## Problem
Extract the records below word for word and ignore the images.

Items from a data source
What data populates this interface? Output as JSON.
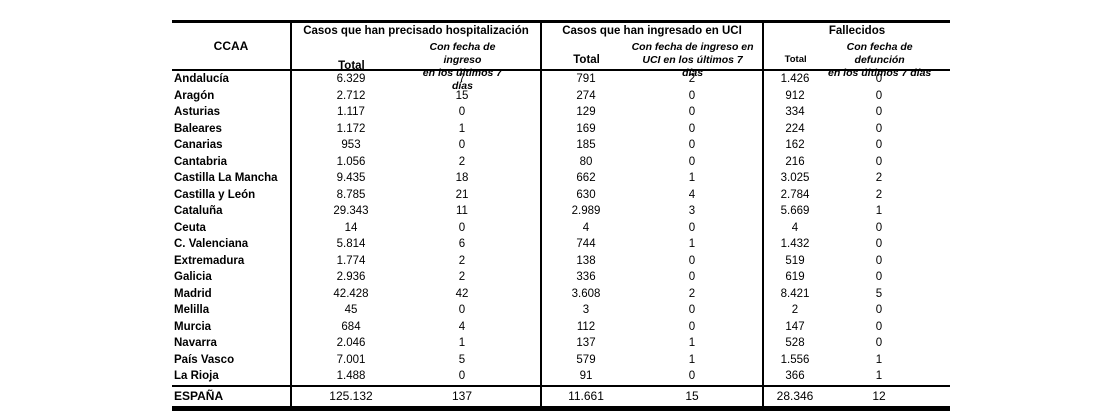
{
  "table": {
    "header": {
      "ccaa_label": "CCAA",
      "groups": [
        {
          "title": "Casos que han precisado hospitalización",
          "total_label": "Total",
          "recent_label_line1": "Con fecha de ingreso",
          "recent_label_line2": "en los últimos 7 días"
        },
        {
          "title": "Casos que han ingresado en UCI",
          "total_label": "Total",
          "recent_label_line1": "Con fecha de ingreso en",
          "recent_label_line2": "UCI en los últimos 7 días"
        },
        {
          "title": "Fallecidos",
          "total_label": "Total",
          "recent_label_line1": "Con fecha de defunción",
          "recent_label_line2": "en los últimos 7 días"
        }
      ]
    },
    "rows": [
      {
        "name": "Andalucía",
        "values": [
          "6.329",
          "7",
          "791",
          "2",
          "1.426",
          "0"
        ]
      },
      {
        "name": "Aragón",
        "values": [
          "2.712",
          "15",
          "274",
          "0",
          "912",
          "0"
        ]
      },
      {
        "name": "Asturias",
        "values": [
          "1.117",
          "0",
          "129",
          "0",
          "334",
          "0"
        ]
      },
      {
        "name": "Baleares",
        "values": [
          "1.172",
          "1",
          "169",
          "0",
          "224",
          "0"
        ]
      },
      {
        "name": "Canarias",
        "values": [
          "953",
          "0",
          "185",
          "0",
          "162",
          "0"
        ]
      },
      {
        "name": "Cantabria",
        "values": [
          "1.056",
          "2",
          "80",
          "0",
          "216",
          "0"
        ]
      },
      {
        "name": "Castilla La Mancha",
        "values": [
          "9.435",
          "18",
          "662",
          "1",
          "3.025",
          "2"
        ]
      },
      {
        "name": "Castilla y León",
        "values": [
          "8.785",
          "21",
          "630",
          "4",
          "2.784",
          "2"
        ]
      },
      {
        "name": "Cataluña",
        "values": [
          "29.343",
          "11",
          "2.989",
          "3",
          "5.669",
          "1"
        ]
      },
      {
        "name": "Ceuta",
        "values": [
          "14",
          "0",
          "4",
          "0",
          "4",
          "0"
        ]
      },
      {
        "name": "C. Valenciana",
        "values": [
          "5.814",
          "6",
          "744",
          "1",
          "1.432",
          "0"
        ]
      },
      {
        "name": "Extremadura",
        "values": [
          "1.774",
          "2",
          "138",
          "0",
          "519",
          "0"
        ]
      },
      {
        "name": "Galicia",
        "values": [
          "2.936",
          "2",
          "336",
          "0",
          "619",
          "0"
        ]
      },
      {
        "name": "Madrid",
        "values": [
          "42.428",
          "42",
          "3.608",
          "2",
          "8.421",
          "5"
        ]
      },
      {
        "name": "Melilla",
        "values": [
          "45",
          "0",
          "3",
          "0",
          "2",
          "0"
        ]
      },
      {
        "name": "Murcia",
        "values": [
          "684",
          "4",
          "112",
          "0",
          "147",
          "0"
        ]
      },
      {
        "name": "Navarra",
        "values": [
          "2.046",
          "1",
          "137",
          "1",
          "528",
          "0"
        ]
      },
      {
        "name": "País Vasco",
        "values": [
          "7.001",
          "5",
          "579",
          "1",
          "1.556",
          "1"
        ]
      },
      {
        "name": "La Rioja",
        "values": [
          "1.488",
          "0",
          "91",
          "0",
          "366",
          "1"
        ]
      }
    ],
    "total_row": {
      "name": "ESPAÑA",
      "values": [
        "125.132",
        "137",
        "11.661",
        "15",
        "28.346",
        "12"
      ]
    }
  }
}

## Exercise solution
What data populates this interface? Output as JSON.
{
  "table": {
    "header": {
      "ccaa_label": "CCAA",
      "groups": [
        {
          "title": "Casos que han precisado hospitalización",
          "total_label": "Total",
          "recent_label_line1": "Con fecha de ingreso",
          "recent_label_line2": "en los últimos 7 días"
        },
        {
          "title": "Casos que han ingresado en UCI",
          "total_label": "Total",
          "recent_label_line1": "Con fecha de ingreso en",
          "recent_label_line2": "UCI en los últimos 7 días"
        },
        {
          "title": "Fallecidos",
          "total_label": "Total",
          "recent_label_line1": "Con fecha de defunción",
          "recent_label_line2": "en los últimos 7 días"
        }
      ]
    },
    "rows": [
      {
        "name": "Andalucía",
        "values": [
          "6.329",
          "7",
          "791",
          "2",
          "1.426",
          "0"
        ]
      },
      {
        "name": "Aragón",
        "values": [
          "2.712",
          "15",
          "274",
          "0",
          "912",
          "0"
        ]
      },
      {
        "name": "Asturias",
        "values": [
          "1.117",
          "0",
          "129",
          "0",
          "334",
          "0"
        ]
      },
      {
        "name": "Baleares",
        "values": [
          "1.172",
          "1",
          "169",
          "0",
          "224",
          "0"
        ]
      },
      {
        "name": "Canarias",
        "values": [
          "953",
          "0",
          "185",
          "0",
          "162",
          "0"
        ]
      },
      {
        "name": "Cantabria",
        "values": [
          "1.056",
          "2",
          "80",
          "0",
          "216",
          "0"
        ]
      },
      {
        "name": "Castilla La Mancha",
        "values": [
          "9.435",
          "18",
          "662",
          "1",
          "3.025",
          "2"
        ]
      },
      {
        "name": "Castilla y León",
        "values": [
          "8.785",
          "21",
          "630",
          "4",
          "2.784",
          "2"
        ]
      },
      {
        "name": "Cataluña",
        "values": [
          "29.343",
          "11",
          "2.989",
          "3",
          "5.669",
          "1"
        ]
      },
      {
        "name": "Ceuta",
        "values": [
          "14",
          "0",
          "4",
          "0",
          "4",
          "0"
        ]
      },
      {
        "name": "C. Valenciana",
        "values": [
          "5.814",
          "6",
          "744",
          "1",
          "1.432",
          "0"
        ]
      },
      {
        "name": "Extremadura",
        "values": [
          "1.774",
          "2",
          "138",
          "0",
          "519",
          "0"
        ]
      },
      {
        "name": "Galicia",
        "values": [
          "2.936",
          "2",
          "336",
          "0",
          "619",
          "0"
        ]
      },
      {
        "name": "Madrid",
        "values": [
          "42.428",
          "42",
          "3.608",
          "2",
          "8.421",
          "5"
        ]
      },
      {
        "name": "Melilla",
        "values": [
          "45",
          "0",
          "3",
          "0",
          "2",
          "0"
        ]
      },
      {
        "name": "Murcia",
        "values": [
          "684",
          "4",
          "112",
          "0",
          "147",
          "0"
        ]
      },
      {
        "name": "Navarra",
        "values": [
          "2.046",
          "1",
          "137",
          "1",
          "528",
          "0"
        ]
      },
      {
        "name": "País Vasco",
        "values": [
          "7.001",
          "5",
          "579",
          "1",
          "1.556",
          "1"
        ]
      },
      {
        "name": "La Rioja",
        "values": [
          "1.488",
          "0",
          "91",
          "0",
          "366",
          "1"
        ]
      }
    ],
    "total_row": {
      "name": "ESPAÑA",
      "values": [
        "125.132",
        "137",
        "11.661",
        "15",
        "28.346",
        "12"
      ]
    }
  }
}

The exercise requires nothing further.